* What the exercise asks *
Each entry needs to be restated exactly as written.

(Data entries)
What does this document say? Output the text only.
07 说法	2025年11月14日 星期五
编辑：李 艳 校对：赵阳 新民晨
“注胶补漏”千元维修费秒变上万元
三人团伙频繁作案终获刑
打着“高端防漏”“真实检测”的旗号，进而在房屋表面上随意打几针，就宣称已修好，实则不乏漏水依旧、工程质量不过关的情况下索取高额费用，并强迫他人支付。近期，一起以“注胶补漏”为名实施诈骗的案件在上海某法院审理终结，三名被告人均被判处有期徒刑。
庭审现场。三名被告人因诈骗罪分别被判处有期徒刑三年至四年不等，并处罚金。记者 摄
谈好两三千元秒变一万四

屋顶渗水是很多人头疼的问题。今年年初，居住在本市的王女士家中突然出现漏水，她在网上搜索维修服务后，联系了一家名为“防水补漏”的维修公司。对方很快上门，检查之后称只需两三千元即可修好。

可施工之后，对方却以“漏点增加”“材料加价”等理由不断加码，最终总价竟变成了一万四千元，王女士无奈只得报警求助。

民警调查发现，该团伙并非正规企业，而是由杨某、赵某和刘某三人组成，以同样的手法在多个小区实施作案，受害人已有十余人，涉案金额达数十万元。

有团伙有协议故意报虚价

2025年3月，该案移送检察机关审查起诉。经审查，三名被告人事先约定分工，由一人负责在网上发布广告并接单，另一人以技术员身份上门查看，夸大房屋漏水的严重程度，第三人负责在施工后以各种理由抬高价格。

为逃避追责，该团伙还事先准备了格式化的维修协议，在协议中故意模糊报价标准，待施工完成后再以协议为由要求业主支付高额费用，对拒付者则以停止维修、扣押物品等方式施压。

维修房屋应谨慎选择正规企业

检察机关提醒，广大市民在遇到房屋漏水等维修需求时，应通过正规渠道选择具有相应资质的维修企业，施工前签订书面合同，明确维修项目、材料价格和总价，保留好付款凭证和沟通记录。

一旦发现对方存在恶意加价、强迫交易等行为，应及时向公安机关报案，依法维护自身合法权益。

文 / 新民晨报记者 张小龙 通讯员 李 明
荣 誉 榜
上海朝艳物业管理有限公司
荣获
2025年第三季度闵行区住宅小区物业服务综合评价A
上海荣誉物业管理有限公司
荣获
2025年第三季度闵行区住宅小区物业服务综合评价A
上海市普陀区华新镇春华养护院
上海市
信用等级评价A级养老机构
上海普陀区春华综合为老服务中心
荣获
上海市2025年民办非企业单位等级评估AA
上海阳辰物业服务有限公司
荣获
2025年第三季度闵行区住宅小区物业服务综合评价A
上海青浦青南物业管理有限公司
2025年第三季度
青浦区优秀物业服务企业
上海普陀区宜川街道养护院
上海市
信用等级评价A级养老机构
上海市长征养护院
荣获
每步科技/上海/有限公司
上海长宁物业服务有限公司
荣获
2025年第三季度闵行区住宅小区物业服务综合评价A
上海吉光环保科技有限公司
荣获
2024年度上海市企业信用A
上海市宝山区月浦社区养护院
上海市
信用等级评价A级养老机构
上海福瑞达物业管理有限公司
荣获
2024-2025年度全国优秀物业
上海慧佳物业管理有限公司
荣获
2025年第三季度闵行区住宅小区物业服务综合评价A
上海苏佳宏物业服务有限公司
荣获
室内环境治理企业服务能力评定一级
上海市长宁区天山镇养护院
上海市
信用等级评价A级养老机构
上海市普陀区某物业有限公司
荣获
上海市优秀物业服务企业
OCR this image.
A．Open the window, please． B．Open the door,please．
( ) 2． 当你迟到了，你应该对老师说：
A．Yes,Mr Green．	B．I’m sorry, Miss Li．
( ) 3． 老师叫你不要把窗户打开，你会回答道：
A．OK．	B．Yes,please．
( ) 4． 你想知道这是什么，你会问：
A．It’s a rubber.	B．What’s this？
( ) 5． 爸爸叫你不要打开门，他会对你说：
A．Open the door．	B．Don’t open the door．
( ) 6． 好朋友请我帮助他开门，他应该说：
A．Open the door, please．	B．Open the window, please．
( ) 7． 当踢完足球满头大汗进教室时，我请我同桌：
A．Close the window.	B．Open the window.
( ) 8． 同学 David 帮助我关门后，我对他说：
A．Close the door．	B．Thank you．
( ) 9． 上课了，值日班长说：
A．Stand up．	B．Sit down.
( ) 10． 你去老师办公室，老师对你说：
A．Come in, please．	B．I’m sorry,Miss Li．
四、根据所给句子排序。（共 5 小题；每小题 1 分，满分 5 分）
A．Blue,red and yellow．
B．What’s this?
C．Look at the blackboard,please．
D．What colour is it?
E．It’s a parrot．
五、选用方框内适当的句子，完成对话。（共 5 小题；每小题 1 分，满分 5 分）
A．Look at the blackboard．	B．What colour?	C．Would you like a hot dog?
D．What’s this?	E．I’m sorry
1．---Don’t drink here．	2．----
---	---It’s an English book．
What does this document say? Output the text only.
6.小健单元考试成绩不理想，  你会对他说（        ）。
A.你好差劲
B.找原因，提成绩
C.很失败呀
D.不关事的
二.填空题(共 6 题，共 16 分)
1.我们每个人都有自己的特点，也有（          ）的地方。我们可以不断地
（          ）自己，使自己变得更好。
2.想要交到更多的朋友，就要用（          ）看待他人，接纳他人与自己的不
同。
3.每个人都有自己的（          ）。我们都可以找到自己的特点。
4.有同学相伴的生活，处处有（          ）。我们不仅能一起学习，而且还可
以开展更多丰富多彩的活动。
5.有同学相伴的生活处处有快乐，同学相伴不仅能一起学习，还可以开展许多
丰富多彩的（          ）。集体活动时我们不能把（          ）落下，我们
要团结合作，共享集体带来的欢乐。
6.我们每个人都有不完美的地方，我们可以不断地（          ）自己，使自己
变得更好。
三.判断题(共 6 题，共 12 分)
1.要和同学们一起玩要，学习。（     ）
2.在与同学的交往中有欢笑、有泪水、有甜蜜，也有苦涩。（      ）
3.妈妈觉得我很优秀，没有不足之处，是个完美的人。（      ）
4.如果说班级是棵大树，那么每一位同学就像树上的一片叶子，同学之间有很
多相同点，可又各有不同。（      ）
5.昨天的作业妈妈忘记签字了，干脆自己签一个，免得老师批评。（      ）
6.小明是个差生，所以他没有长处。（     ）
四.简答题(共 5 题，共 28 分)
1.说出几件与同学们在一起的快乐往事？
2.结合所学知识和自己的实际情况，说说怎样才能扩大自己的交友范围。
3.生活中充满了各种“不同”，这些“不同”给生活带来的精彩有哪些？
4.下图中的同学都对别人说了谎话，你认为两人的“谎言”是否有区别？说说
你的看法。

* Answer in full *
What does this document say? Output the text only.
07 说法	2025年11月14日 星期五
编辑：李 艳 校对：赵阳 新民晨
“注胶补漏”千元维修费秒变上万元
三人团伙频繁作案终获刑
打着“高端防漏”“真实检测”的旗号，进而在房屋表面上随意打几针，就宣称已修好，实则不乏漏水依旧、工程质量不过关的情况下索取高额费用，并强迫他人支付。近期，一起以“注胶补漏”为名实施诈骗的案件在上海某法院审理终结，三名被告人均被判处有期徒刑。
庭审现场。三名被告人因诈骗罪分别被判处有期徒刑三年至四年不等，并处罚金。记者 摄
谈好两三千元秒变一万四

屋顶渗水是很多人头疼的问题。今年年初，居住在本市的王女士家中突然出现漏水，她在网上搜索维修服务后，联系了一家名为“防水补漏”的维修公司。对方很快上门，检查之后称只需两三千元即可修好。

可施工之后，对方却以“漏点增加”“材料加价”等理由不断加码，最终总价竟变成了一万四千元，王女士无奈只得报警求助。

民警调查发现，该团伙并非正规企业，而是由杨某、赵某和刘某三人组成，以同样的手法在多个小区实施作案，受害人已有十余人，涉案金额达数十万元。

有团伙有协议故意报虚价

2025年3月，该案移送检察机关审查起诉。经审查，三名被告人事先约定分工，由一人负责在网上发布广告并接单，另一人以技术员身份上门查看，夸大房屋漏水的严重程度，第三人负责在施工后以各种理由抬高价格。

为逃避追责，该团伙还事先准备了格式化的维修协议，在协议中故意模糊报价标准，待施工完成后再以协议为由要求业主支付高额费用，对拒付者则以停止维修、扣押物品等方式施压。

维修房屋应谨慎选择正规企业

检察机关提醒，广大市民在遇到房屋漏水等维修需求时，应通过正规渠道选择具有相应资质的维修企业，施工前签订书面合同，明确维修项目、材料价格和总价，保留好付款凭证和沟通记录。

一旦发现对方存在恶意加价、强迫交易等行为，应及时向公安机关报案，依法维护自身合法权益。

文 / 新民晨报记者 张小龙 通讯员 李 明
荣 誉 榜
上海朝艳物业管理有限公司
荣获
2025年第三季度闵行区住宅小区物业服务综合评价A
上海荣誉物业管理有限公司
荣获
2025年第三季度闵行区住宅小区物业服务综合评价A
上海市普陀区华新镇春华养护院
上海市
信用等级评价A级养老机构
上海普陀区春华综合为老服务中心
荣获
上海市2025年民办非企业单位等级评估AA
上海阳辰物业服务有限公司
荣获
2025年第三季度闵行区住宅小区物业服务综合评价A
上海青浦青南物业管理有限公司
2025年第三季度
青浦区优秀物业服务企业
上海普陀区宜川街道养护院
上海市
信用等级评价A级养老机构
上海市长征养护院
荣获
每步科技/上海/有限公司
上海长宁物业服务有限公司
荣获
2025年第三季度闵行区住宅小区物业服务综合评价A
上海吉光环保科技有限公司
荣获
2024年度上海市企业信用A
上海市宝山区月浦社区养护院
上海市
信用等级评价A级养老机构
上海福瑞达物业管理有限公司
荣获
2024-2025年度全国优秀物业
上海慧佳物业管理有限公司
荣获
2025年第三季度闵行区住宅小区物业服务综合评价A
上海苏佳宏物业服务有限公司
荣获
室内环境治理企业服务能力评定一级
上海市长宁区天山镇养护院
上海市
信用等级评价A级养老机构
上海市普陀区某物业有限公司
荣获
上海市优秀物业服务企业
OCR this image.
A．Open the window, please． B．Open the door,please．
( ) 2． 当你迟到了，你应该对老师说：
A．Yes,Mr Green．	B．I’m sorry, Miss Li．
( ) 3． 老师叫你不要把窗户打开，你会回答道：
A．OK．	B．Yes,please．
( ) 4． 你想知道这是什么，你会问：
A．It’s a rubber.	B．What’s this？
( ) 5． 爸爸叫你不要打开门，他会对你说：
A．Open the door．	B．Don’t open the door．
( ) 6． 好朋友请我帮助他开门，他应该说：
A．Open the door, please．	B．Open the window, please．
( ) 7． 当踢完足球满头大汗进教室时，我请我同桌：
A．Close the window.	B．Open the window.
( ) 8． 同学 David 帮助我关门后，我对他说：
A．Close the door．	B．Thank you．
( ) 9． 上课了，值日班长说：
A．Stand up．	B．Sit down.
( ) 10． 你去老师办公室，老师对你说：
A．Come in, please．	B．I’m sorry,Miss Li．
四、根据所给句子排序。（共 5 小题；每小题 1 分，满分 5 分）
A．Blue,red and yellow．
B．What’s this?
C．Look at the blackboard,please．
D．What colour is it?
E．It’s a parrot．
五、选用方框内适当的句子，完成对话。（共 5 小题；每小题 1 分，满分 5 分）
A．Look at the blackboard．	B．What colour?	C．Would you like a hot dog?
D．What’s this?	E．I’m sorry
1．---Don’t drink here．	2．----
---	---It’s an English book．
What does this document say? Output the text only.
6.小健单元考试成绩不理想，  你会对他说（        ）。
A.你好差劲
B.找原因，提成绩
C.很失败呀
D.不关事的
二.填空题(共 6 题，共 16 分)
1.我们每个人都有自己的特点，也有（          ）的地方。我们可以不断地
（          ）自己，使自己变得更好。
2.想要交到更多的朋友，就要用（          ）看待他人，接纳他人与自己的不
同。
3.每个人都有自己的（          ）。我们都可以找到自己的特点。
4.有同学相伴的生活，处处有（          ）。我们不仅能一起学习，而且还可
以开展更多丰富多彩的活动。
5.有同学相伴的生活处处有快乐，同学相伴不仅能一起学习，还可以开展许多
丰富多彩的（          ）。集体活动时我们不能把（          ）落下，我们
要团结合作，共享集体带来的欢乐。
6.我们每个人都有不完美的地方，我们可以不断地（          ）自己，使自己
变得更好。
三.判断题(共 6 题，共 12 分)
1.要和同学们一起玩要，学习。（     ）
2.在与同学的交往中有欢笑、有泪水、有甜蜜，也有苦涩。（      ）
3.妈妈觉得我很优秀，没有不足之处，是个完美的人。（      ）
4.如果说班级是棵大树，那么每一位同学就像树上的一片叶子，同学之间有很
多相同点，可又各有不同。（      ）
5.昨天的作业妈妈忘记签字了，干脆自己签一个，免得老师批评。（      ）
6.小明是个差生，所以他没有长处。（     ）
四.简答题(共 5 题，共 28 分)
1.说出几件与同学们在一起的快乐往事？
2.结合所学知识和自己的实际情况，说说怎样才能扩大自己的交友范围。
3.生活中充满了各种“不同”，这些“不同”给生活带来的精彩有哪些？
4.下图中的同学都对别人说了谎话，你认为两人的“谎言”是否有区别？说说
你的看法。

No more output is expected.